--- begin PROVIDED DATA ---
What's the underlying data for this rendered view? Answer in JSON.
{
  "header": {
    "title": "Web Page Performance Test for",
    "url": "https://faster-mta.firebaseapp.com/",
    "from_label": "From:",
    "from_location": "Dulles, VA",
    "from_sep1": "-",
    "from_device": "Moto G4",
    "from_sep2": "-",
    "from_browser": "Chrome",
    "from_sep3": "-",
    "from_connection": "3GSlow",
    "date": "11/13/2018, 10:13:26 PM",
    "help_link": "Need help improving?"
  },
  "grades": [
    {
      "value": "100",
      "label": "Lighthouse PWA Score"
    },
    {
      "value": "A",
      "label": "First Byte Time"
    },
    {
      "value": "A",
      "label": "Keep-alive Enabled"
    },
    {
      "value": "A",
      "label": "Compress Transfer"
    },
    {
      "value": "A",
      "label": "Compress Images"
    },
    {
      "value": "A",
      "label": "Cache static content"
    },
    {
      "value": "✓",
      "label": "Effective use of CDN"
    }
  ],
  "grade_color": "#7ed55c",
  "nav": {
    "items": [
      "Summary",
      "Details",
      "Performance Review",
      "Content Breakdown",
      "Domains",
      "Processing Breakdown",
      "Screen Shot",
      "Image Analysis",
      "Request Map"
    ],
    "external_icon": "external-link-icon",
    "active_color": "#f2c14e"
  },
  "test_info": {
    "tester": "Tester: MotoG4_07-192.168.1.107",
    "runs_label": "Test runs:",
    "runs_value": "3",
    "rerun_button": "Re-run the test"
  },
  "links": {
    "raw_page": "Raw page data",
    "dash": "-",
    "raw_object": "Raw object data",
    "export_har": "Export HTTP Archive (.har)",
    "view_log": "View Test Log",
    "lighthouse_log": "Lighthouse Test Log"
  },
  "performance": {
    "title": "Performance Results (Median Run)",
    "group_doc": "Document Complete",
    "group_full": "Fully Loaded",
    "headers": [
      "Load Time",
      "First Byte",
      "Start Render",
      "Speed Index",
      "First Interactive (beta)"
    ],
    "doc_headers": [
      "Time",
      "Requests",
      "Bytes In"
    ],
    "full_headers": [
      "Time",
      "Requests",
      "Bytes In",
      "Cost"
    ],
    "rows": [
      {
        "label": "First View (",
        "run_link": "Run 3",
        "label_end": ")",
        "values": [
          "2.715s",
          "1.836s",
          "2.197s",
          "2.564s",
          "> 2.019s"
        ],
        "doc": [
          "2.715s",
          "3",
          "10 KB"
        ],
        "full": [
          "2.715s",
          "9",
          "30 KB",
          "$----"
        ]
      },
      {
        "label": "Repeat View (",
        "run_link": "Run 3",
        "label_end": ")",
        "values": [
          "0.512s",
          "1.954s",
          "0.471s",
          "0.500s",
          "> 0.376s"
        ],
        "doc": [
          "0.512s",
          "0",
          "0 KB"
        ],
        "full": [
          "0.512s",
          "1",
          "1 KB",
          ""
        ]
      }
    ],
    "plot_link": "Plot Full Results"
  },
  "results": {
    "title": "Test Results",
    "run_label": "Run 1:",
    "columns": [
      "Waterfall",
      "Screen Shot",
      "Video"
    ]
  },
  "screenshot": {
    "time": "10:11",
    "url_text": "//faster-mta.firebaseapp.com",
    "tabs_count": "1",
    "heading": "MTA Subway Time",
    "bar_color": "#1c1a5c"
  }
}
--- end PROVIDED DATA ---
• **WHAT YOU NEED TO DO**
Gather up every line in the data above that contains the word "Lighthouse", copying each one.

• **EXERCISE RESPONSE**
      "label": "Lighthouse PWA Score"
    "lighthouse_log": "Lighthouse Test Log"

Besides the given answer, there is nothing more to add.